[BEGIN]

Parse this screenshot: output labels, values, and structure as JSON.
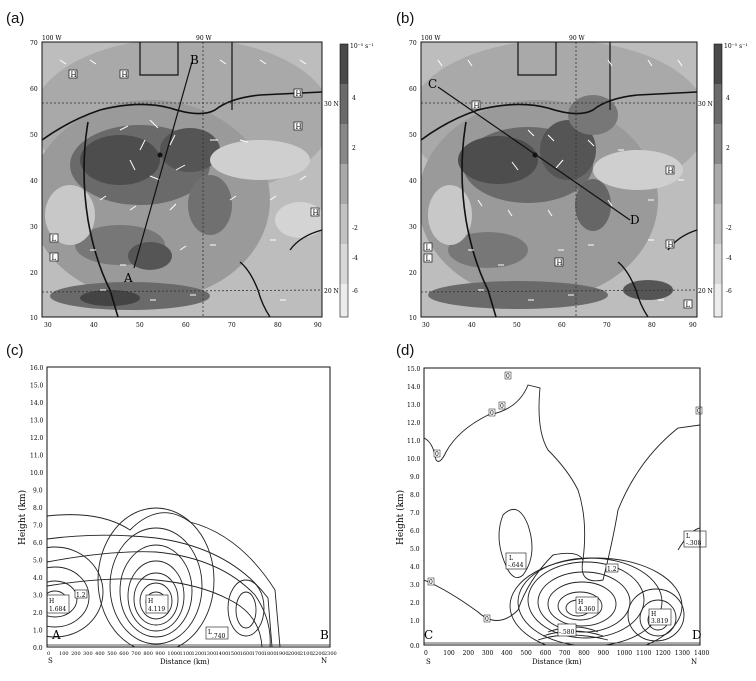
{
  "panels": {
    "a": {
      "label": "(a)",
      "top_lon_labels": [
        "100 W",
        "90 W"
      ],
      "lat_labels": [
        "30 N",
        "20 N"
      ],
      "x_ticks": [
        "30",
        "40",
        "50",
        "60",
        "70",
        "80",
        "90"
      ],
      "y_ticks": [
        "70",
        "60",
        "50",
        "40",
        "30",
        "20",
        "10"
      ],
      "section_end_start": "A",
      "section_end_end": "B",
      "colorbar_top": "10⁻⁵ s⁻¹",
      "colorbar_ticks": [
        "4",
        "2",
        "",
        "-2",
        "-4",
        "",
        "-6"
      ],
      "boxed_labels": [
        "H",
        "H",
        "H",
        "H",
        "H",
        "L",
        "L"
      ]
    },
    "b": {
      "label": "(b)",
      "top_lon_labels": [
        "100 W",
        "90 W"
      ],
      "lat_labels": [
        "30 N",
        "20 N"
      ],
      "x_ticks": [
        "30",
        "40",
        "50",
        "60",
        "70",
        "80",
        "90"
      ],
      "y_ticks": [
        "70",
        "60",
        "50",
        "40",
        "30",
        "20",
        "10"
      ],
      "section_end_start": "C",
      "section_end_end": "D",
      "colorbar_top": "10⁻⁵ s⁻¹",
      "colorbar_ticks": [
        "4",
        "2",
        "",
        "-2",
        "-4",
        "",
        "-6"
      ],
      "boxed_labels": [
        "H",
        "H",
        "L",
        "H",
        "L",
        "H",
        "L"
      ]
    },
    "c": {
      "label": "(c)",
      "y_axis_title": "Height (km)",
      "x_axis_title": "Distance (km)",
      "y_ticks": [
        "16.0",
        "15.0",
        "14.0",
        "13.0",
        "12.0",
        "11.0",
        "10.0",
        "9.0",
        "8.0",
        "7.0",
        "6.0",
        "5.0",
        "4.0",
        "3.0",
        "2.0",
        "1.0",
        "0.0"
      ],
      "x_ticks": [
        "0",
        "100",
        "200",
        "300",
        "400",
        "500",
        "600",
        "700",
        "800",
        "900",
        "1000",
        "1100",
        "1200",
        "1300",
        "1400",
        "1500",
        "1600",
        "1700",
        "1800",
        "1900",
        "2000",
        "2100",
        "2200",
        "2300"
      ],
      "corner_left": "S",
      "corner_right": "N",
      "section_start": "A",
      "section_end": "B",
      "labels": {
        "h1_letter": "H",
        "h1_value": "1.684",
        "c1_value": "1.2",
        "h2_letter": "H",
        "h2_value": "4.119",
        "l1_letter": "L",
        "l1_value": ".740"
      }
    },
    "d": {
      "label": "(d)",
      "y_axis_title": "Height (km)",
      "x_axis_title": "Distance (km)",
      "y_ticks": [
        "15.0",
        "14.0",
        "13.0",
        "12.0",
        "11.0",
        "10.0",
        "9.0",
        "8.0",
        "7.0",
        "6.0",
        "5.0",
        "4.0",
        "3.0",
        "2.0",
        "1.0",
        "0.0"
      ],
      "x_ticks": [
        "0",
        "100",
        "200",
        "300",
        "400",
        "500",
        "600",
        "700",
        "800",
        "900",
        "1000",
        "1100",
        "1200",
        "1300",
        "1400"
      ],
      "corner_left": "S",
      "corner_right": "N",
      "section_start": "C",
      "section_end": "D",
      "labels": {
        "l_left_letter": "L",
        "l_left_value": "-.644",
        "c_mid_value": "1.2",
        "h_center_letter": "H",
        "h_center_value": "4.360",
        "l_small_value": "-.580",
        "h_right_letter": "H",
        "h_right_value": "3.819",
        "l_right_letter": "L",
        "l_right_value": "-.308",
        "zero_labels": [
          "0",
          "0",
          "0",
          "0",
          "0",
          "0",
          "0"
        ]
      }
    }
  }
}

[END]

> **Goal**: Repeat all the data as it stands, dropping any images it holds.

> **Output of the task**:
Parse this screenshot: output labels, values, and structure as JSON.
{
  "panels": {
    "a": {
      "label": "(a)",
      "top_lon_labels": [
        "100 W",
        "90 W"
      ],
      "lat_labels": [
        "30 N",
        "20 N"
      ],
      "x_ticks": [
        "30",
        "40",
        "50",
        "60",
        "70",
        "80",
        "90"
      ],
      "y_ticks": [
        "70",
        "60",
        "50",
        "40",
        "30",
        "20",
        "10"
      ],
      "section_end_start": "A",
      "section_end_end": "B",
      "colorbar_top": "10⁻⁵ s⁻¹",
      "colorbar_ticks": [
        "4",
        "2",
        "",
        "-2",
        "-4",
        "",
        "-6"
      ],
      "boxed_labels": [
        "H",
        "H",
        "H",
        "H",
        "H",
        "L",
        "L"
      ]
    },
    "b": {
      "label": "(b)",
      "top_lon_labels": [
        "100 W",
        "90 W"
      ],
      "lat_labels": [
        "30 N",
        "20 N"
      ],
      "x_ticks": [
        "30",
        "40",
        "50",
        "60",
        "70",
        "80",
        "90"
      ],
      "y_ticks": [
        "70",
        "60",
        "50",
        "40",
        "30",
        "20",
        "10"
      ],
      "section_end_start": "C",
      "section_end_end": "D",
      "colorbar_top": "10⁻⁵ s⁻¹",
      "colorbar_ticks": [
        "4",
        "2",
        "",
        "-2",
        "-4",
        "",
        "-6"
      ],
      "boxed_labels": [
        "H",
        "H",
        "L",
        "H",
        "L",
        "H",
        "L"
      ]
    },
    "c": {
      "label": "(c)",
      "y_axis_title": "Height (km)",
      "x_axis_title": "Distance (km)",
      "y_ticks": [
        "16.0",
        "15.0",
        "14.0",
        "13.0",
        "12.0",
        "11.0",
        "10.0",
        "9.0",
        "8.0",
        "7.0",
        "6.0",
        "5.0",
        "4.0",
        "3.0",
        "2.0",
        "1.0",
        "0.0"
      ],
      "x_ticks": [
        "0",
        "100",
        "200",
        "300",
        "400",
        "500",
        "600",
        "700",
        "800",
        "900",
        "1000",
        "1100",
        "1200",
        "1300",
        "1400",
        "1500",
        "1600",
        "1700",
        "1800",
        "1900",
        "2000",
        "2100",
        "2200",
        "2300"
      ],
      "corner_left": "S",
      "corner_right": "N",
      "section_start": "A",
      "section_end": "B",
      "labels": {
        "h1_letter": "H",
        "h1_value": "1.684",
        "c1_value": "1.2",
        "h2_letter": "H",
        "h2_value": "4.119",
        "l1_letter": "L",
        "l1_value": ".740"
      }
    },
    "d": {
      "label": "(d)",
      "y_axis_title": "Height (km)",
      "x_axis_title": "Distance (km)",
      "y_ticks": [
        "15.0",
        "14.0",
        "13.0",
        "12.0",
        "11.0",
        "10.0",
        "9.0",
        "8.0",
        "7.0",
        "6.0",
        "5.0",
        "4.0",
        "3.0",
        "2.0",
        "1.0",
        "0.0"
      ],
      "x_ticks": [
        "0",
        "100",
        "200",
        "300",
        "400",
        "500",
        "600",
        "700",
        "800",
        "900",
        "1000",
        "1100",
        "1200",
        "1300",
        "1400"
      ],
      "corner_left": "S",
      "corner_right": "N",
      "section_start": "C",
      "section_end": "D",
      "labels": {
        "l_left_letter": "L",
        "l_left_value": "-.644",
        "c_mid_value": "1.2",
        "h_center_letter": "H",
        "h_center_value": "4.360",
        "l_small_value": "-.580",
        "h_right_letter": "H",
        "h_right_value": "3.819",
        "l_right_letter": "L",
        "l_right_value": "-.308",
        "zero_labels": [
          "0",
          "0",
          "0",
          "0",
          "0",
          "0",
          "0"
        ]
      }
    }
  }
}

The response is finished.